WORK TO BE COMPLETED:
Return all lines from the listing below in which the string "Year" occurs.

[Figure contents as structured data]
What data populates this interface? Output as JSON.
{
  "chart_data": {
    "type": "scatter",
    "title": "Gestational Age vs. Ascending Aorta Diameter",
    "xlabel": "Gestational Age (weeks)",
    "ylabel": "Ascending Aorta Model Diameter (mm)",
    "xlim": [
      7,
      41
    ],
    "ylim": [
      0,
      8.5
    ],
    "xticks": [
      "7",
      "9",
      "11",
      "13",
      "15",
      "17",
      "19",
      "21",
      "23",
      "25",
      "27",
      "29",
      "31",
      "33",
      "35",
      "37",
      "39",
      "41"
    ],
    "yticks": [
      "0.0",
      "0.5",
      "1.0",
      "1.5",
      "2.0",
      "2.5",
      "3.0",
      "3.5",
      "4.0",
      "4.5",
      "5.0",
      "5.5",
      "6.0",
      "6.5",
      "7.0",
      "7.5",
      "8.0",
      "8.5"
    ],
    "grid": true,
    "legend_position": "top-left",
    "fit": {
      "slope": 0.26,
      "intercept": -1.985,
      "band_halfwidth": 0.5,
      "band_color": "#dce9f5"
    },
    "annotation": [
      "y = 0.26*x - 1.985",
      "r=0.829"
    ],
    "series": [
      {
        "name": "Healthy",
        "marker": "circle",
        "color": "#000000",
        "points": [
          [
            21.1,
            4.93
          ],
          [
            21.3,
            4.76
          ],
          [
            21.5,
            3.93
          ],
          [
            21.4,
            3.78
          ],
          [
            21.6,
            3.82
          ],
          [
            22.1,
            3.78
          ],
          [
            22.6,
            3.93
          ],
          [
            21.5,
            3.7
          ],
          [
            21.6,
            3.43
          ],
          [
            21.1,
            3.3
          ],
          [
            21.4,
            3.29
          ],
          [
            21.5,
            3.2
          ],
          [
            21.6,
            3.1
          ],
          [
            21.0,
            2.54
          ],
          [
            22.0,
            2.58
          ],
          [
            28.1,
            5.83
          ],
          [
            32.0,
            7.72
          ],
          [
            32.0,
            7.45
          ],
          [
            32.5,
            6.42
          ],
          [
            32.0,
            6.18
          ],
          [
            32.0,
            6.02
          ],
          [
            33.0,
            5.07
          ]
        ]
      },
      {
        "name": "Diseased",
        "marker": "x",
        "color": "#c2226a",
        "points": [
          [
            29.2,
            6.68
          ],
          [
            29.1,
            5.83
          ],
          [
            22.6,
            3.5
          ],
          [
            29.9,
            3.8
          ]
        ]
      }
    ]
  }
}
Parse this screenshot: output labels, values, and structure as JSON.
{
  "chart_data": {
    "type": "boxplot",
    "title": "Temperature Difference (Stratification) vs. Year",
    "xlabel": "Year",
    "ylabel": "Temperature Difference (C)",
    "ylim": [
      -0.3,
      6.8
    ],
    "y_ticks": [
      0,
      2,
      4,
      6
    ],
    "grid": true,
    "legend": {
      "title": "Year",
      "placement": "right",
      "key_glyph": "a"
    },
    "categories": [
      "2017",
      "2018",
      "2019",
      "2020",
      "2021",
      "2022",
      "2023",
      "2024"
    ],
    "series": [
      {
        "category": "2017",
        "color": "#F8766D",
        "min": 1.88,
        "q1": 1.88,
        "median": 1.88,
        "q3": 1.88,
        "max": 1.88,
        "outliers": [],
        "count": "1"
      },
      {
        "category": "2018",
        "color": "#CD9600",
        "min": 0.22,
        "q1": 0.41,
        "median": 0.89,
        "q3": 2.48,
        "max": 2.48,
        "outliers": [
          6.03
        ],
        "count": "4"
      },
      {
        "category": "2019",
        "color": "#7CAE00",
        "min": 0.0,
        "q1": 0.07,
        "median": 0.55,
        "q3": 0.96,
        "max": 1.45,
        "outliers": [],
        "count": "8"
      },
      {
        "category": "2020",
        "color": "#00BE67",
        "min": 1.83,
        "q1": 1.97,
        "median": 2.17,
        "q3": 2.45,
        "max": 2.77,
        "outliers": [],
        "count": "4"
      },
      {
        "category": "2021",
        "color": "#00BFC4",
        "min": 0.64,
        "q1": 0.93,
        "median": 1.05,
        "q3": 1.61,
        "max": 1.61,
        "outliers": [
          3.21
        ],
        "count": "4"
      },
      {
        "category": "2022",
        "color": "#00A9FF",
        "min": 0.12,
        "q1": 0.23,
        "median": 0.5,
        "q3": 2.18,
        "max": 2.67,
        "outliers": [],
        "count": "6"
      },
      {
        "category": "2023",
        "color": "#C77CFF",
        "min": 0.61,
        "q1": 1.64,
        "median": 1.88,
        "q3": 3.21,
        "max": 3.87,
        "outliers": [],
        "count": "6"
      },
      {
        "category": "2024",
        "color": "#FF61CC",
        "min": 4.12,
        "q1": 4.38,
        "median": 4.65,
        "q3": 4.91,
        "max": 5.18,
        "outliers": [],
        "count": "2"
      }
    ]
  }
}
==
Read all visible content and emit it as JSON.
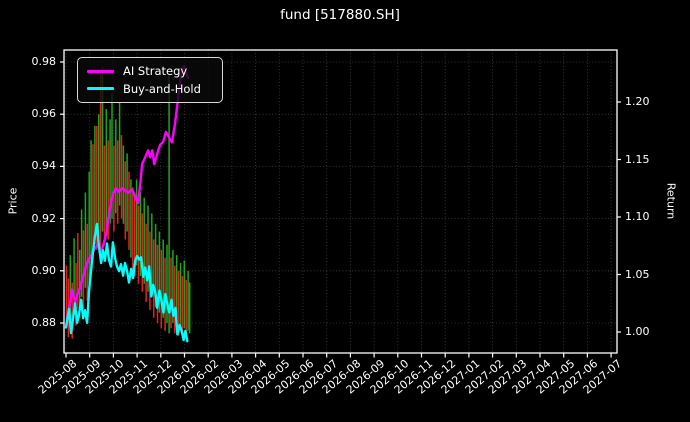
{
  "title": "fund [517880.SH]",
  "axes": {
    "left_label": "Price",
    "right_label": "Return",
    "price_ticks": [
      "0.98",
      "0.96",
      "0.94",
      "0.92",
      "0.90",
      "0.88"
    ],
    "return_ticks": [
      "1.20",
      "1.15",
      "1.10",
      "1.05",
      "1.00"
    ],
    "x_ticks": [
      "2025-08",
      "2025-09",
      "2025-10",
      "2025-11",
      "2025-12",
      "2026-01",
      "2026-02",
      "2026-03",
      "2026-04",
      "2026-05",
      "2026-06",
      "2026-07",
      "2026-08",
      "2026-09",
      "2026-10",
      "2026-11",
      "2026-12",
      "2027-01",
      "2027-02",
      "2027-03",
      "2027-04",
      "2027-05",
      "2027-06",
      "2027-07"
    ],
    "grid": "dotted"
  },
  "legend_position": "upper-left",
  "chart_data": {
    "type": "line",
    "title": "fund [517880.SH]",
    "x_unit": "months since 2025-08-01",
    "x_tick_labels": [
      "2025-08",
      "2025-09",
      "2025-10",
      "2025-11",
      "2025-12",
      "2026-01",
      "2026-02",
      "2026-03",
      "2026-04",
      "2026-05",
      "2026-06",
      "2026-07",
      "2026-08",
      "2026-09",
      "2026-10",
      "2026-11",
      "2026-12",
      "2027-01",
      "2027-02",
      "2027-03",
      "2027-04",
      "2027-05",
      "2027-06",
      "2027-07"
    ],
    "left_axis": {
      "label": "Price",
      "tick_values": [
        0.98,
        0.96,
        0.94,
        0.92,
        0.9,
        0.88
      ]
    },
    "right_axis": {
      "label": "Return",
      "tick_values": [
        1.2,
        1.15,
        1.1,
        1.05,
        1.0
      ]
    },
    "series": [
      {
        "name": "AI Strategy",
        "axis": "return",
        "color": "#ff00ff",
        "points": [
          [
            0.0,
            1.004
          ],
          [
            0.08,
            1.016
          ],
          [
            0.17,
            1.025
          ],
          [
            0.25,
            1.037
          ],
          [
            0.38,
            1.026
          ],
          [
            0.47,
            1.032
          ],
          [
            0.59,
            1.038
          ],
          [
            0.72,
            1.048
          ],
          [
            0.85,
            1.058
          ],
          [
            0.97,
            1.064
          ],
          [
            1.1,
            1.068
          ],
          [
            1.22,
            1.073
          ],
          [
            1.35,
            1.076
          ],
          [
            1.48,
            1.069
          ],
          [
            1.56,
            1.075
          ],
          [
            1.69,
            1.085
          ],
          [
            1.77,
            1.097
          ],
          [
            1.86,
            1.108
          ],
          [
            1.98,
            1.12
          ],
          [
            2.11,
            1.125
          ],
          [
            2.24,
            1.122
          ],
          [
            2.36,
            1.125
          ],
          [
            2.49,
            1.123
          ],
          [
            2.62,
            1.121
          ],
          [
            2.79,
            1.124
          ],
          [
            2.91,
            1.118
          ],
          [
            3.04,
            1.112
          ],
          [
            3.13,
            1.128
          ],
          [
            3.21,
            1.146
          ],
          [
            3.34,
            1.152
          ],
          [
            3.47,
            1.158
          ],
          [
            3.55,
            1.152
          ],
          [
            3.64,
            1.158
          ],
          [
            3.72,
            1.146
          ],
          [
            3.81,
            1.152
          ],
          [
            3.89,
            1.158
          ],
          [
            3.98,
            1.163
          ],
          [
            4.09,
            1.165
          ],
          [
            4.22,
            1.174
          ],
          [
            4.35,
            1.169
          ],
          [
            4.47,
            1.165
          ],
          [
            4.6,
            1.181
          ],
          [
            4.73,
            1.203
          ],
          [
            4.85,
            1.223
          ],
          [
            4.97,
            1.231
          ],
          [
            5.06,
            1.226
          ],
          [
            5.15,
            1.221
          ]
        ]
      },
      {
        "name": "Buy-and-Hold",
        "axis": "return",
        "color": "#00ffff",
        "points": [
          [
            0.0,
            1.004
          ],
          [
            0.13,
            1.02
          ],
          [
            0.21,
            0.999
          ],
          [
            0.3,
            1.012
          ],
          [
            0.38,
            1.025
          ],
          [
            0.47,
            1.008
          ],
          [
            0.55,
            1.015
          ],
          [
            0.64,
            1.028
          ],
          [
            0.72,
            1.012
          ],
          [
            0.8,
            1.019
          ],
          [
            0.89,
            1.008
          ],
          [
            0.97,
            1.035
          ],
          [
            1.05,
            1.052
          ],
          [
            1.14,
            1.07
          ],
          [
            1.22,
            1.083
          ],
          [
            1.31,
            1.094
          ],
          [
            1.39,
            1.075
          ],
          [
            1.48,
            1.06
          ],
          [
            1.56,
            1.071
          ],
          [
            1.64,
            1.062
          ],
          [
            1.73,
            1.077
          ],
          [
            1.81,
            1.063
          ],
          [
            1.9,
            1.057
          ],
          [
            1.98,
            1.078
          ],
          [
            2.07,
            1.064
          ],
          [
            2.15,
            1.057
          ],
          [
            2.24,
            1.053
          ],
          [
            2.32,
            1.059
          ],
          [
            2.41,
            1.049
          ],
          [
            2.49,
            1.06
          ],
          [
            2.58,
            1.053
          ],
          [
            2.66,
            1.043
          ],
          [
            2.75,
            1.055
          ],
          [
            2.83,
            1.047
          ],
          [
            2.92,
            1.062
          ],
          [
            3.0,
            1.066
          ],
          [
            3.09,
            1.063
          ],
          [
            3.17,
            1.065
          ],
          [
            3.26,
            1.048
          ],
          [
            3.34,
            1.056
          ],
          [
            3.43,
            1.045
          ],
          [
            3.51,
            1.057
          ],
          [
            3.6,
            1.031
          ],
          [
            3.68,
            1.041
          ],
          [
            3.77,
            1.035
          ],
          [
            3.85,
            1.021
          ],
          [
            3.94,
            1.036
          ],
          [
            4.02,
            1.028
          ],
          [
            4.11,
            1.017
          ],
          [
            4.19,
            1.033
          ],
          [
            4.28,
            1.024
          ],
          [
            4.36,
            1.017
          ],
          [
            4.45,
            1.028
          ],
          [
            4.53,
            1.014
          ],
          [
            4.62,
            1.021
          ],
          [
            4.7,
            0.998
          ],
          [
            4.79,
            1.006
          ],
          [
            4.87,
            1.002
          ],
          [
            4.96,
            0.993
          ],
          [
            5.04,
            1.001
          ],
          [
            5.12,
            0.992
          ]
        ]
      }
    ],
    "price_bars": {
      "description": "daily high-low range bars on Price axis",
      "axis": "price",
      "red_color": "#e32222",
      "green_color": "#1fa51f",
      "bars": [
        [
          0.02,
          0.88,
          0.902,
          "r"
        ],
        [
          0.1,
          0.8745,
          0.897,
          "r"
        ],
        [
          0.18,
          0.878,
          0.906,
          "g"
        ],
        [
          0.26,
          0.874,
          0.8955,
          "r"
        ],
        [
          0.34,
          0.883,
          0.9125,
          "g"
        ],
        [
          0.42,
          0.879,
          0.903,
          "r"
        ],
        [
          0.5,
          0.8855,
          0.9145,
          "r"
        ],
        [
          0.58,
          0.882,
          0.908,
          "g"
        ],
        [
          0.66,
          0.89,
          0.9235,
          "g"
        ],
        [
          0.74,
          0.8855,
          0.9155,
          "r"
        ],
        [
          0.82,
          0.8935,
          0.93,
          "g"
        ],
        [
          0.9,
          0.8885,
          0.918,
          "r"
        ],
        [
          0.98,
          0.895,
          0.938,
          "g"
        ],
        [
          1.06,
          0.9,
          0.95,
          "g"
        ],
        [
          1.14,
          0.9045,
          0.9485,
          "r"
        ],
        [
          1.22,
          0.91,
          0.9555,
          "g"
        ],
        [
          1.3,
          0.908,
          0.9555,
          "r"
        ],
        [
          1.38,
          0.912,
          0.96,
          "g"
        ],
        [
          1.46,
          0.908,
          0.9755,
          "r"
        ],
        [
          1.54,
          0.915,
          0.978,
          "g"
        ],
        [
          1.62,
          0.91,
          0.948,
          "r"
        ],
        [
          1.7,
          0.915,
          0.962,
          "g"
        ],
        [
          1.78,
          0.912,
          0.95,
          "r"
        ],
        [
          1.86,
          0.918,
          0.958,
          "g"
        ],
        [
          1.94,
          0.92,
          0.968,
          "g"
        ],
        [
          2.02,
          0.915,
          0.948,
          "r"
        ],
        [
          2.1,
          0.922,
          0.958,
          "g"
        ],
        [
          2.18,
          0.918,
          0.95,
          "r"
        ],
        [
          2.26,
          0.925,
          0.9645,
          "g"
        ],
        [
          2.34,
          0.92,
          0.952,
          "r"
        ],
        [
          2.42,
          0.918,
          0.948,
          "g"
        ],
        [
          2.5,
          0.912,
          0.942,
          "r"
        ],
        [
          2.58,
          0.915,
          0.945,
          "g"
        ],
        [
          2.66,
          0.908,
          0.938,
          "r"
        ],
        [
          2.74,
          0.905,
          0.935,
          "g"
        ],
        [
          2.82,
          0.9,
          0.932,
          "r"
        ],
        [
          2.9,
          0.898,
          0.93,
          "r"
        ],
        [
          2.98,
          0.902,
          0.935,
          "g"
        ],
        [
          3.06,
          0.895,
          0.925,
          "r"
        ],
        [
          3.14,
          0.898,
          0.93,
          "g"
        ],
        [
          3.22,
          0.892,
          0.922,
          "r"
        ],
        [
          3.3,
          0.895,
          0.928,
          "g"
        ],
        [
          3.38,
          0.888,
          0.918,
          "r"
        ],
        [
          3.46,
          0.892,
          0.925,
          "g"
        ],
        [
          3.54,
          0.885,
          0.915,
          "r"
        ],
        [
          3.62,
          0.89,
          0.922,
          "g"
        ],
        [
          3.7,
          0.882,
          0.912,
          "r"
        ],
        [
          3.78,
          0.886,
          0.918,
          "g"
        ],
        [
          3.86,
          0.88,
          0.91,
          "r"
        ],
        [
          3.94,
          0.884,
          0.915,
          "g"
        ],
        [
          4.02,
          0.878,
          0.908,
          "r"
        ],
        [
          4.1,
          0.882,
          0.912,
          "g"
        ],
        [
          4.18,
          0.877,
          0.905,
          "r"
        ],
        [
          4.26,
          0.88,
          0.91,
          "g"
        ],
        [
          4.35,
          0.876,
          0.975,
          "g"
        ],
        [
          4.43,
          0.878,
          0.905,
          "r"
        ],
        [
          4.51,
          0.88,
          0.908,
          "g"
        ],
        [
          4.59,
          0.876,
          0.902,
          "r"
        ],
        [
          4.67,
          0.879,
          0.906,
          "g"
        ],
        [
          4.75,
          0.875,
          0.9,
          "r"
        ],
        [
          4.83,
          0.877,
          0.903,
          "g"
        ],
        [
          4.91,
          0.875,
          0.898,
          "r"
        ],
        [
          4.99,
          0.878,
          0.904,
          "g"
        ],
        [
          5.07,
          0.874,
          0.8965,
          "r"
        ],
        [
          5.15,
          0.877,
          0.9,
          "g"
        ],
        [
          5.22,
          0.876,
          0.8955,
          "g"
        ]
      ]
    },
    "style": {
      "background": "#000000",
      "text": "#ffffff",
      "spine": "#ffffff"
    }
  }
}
---
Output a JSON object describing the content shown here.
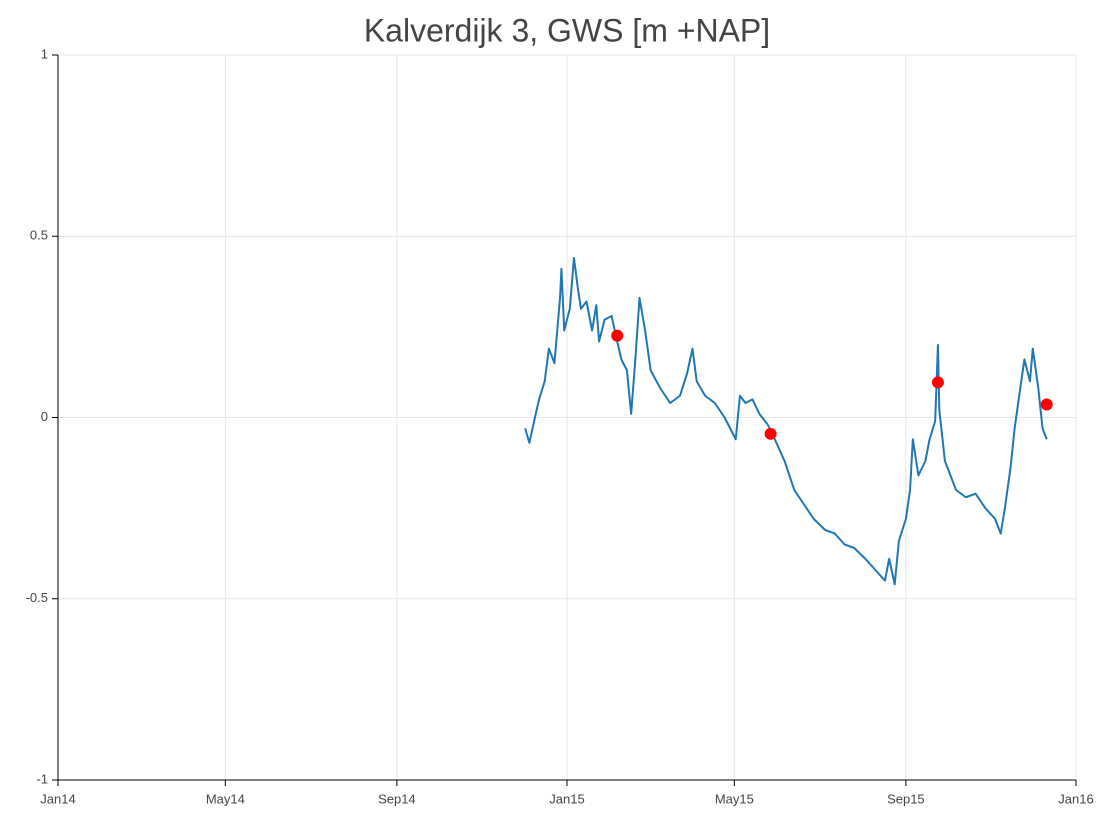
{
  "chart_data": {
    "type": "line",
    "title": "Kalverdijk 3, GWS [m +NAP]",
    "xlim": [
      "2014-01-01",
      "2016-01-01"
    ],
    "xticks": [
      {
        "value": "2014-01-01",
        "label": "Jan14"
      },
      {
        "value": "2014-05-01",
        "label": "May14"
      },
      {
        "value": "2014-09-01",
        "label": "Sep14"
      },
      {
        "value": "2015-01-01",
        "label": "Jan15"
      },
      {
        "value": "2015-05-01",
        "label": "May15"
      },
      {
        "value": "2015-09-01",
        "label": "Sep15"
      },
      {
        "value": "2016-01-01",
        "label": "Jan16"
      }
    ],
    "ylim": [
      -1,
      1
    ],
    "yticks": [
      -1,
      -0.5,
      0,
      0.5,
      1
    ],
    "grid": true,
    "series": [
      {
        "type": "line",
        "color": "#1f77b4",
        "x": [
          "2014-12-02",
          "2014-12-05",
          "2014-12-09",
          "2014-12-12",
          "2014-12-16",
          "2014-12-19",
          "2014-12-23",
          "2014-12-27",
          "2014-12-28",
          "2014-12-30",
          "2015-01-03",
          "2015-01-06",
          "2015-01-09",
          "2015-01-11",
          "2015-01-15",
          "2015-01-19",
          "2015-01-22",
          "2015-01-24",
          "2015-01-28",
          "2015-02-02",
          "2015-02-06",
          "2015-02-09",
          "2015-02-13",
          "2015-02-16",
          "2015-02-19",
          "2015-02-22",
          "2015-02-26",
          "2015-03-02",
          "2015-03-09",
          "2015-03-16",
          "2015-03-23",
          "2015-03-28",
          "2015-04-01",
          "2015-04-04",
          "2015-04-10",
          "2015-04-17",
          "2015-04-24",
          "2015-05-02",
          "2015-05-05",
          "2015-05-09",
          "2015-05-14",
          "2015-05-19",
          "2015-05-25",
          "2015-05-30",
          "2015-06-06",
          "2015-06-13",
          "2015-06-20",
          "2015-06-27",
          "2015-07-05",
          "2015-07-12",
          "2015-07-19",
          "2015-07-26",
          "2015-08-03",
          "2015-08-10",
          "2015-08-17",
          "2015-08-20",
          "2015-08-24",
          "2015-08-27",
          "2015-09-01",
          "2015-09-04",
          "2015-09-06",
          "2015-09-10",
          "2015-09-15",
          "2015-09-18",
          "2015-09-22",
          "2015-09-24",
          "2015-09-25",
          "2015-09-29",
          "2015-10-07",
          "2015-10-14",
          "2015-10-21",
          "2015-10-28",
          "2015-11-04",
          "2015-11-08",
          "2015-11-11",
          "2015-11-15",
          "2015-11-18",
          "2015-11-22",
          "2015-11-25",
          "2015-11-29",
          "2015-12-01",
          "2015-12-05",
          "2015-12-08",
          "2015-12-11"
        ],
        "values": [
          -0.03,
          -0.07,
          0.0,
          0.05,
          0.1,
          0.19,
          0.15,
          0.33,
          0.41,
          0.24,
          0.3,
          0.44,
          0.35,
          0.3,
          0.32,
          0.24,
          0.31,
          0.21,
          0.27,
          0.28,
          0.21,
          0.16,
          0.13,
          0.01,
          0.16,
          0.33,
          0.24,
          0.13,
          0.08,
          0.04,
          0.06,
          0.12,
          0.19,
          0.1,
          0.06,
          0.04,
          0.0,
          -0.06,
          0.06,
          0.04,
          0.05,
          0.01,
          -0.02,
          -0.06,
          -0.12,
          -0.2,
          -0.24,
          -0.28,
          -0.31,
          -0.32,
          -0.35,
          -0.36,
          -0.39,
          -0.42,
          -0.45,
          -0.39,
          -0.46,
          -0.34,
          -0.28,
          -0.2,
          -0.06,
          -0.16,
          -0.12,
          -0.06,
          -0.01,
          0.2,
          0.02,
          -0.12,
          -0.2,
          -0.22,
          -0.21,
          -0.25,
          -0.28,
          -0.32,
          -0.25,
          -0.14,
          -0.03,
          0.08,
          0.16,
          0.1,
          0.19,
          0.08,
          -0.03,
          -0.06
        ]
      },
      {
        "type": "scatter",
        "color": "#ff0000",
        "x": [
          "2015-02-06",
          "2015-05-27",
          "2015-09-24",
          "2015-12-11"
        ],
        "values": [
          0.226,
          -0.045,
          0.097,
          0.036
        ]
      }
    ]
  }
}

RESPONSE:
    "title": "Temperature Difference (Stratification) vs. Year",
    "xlabel": "Year",
      "title": "Year",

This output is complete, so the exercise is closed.